## Stored dataset items
┌────────

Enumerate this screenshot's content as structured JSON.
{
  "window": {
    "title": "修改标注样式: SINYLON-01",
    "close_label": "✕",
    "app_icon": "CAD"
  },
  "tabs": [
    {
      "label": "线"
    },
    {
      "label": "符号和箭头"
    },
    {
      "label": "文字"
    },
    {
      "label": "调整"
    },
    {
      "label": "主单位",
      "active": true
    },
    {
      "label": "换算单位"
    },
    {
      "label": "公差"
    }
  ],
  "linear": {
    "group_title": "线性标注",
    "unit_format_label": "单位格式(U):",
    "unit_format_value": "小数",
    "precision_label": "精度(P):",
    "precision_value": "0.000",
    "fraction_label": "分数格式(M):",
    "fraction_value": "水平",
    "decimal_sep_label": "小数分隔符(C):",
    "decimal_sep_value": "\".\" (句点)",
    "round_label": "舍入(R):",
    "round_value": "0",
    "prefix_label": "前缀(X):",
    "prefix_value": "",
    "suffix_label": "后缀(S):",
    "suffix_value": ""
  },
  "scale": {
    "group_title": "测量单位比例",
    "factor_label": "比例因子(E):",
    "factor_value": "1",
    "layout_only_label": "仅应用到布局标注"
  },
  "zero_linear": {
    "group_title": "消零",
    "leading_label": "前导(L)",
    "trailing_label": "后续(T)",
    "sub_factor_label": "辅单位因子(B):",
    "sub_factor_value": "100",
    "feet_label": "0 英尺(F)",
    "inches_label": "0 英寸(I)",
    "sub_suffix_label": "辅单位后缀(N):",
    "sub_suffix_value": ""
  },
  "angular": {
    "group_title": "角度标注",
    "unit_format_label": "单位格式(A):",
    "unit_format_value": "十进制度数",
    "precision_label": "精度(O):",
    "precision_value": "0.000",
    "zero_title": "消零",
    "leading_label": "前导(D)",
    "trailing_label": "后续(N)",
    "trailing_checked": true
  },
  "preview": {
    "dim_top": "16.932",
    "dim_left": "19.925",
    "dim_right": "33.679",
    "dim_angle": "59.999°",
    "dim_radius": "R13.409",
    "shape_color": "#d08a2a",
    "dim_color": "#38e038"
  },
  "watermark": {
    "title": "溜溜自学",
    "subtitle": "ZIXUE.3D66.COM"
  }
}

└────────

## Instructions for the task
Reproduce all data above, unchanged.

## The completed task
Enumerate this screenshot's content as structured JSON.
{
  "window": {
    "title": "修改标注样式: SINYLON-01",
    "close_label": "✕",
    "app_icon": "CAD"
  },
  "tabs": [
    {
      "label": "线"
    },
    {
      "label": "符号和箭头"
    },
    {
      "label": "文字"
    },
    {
      "label": "调整"
    },
    {
      "label": "主单位",
      "active": true
    },
    {
      "label": "换算单位"
    },
    {
      "label": "公差"
    }
  ],
  "linear": {
    "group_title": "线性标注",
    "unit_format_label": "单位格式(U):",
    "unit_format_value": "小数",
    "precision_label": "精度(P):",
    "precision_value": "0.000",
    "fraction_label": "分数格式(M):",
    "fraction_value": "水平",
    "decimal_sep_label": "小数分隔符(C):",
    "decimal_sep_value": "\".\" (句点)",
    "round_label": "舍入(R):",
    "round_value": "0",
    "prefix_label": "前缀(X):",
    "prefix_value": "",
    "suffix_label": "后缀(S):",
    "suffix_value": ""
  },
  "scale": {
    "group_title": "测量单位比例",
    "factor_label": "比例因子(E):",
    "factor_value": "1",
    "layout_only_label": "仅应用到布局标注"
  },
  "zero_linear": {
    "group_title": "消零",
    "leading_label": "前导(L)",
    "trailing_label": "后续(T)",
    "sub_factor_label": "辅单位因子(B):",
    "sub_factor_value": "100",
    "feet_label": "0 英尺(F)",
    "inches_label": "0 英寸(I)",
    "sub_suffix_label": "辅单位后缀(N):",
    "sub_suffix_value": ""
  },
  "angular": {
    "group_title": "角度标注",
    "unit_format_label": "单位格式(A):",
    "unit_format_value": "十进制度数",
    "precision_label": "精度(O):",
    "precision_value": "0.000",
    "zero_title": "消零",
    "leading_label": "前导(D)",
    "trailing_label": "后续(N)",
    "trailing_checked": true
  },
  "preview": {
    "dim_top": "16.932",
    "dim_left": "19.925",
    "dim_right": "33.679",
    "dim_angle": "59.999°",
    "dim_radius": "R13.409",
    "shape_color": "#d08a2a",
    "dim_color": "#38e038"
  },
  "watermark": {
    "title": "溜溜自学",
    "subtitle": "ZIXUE.3D66.COM"
  }
}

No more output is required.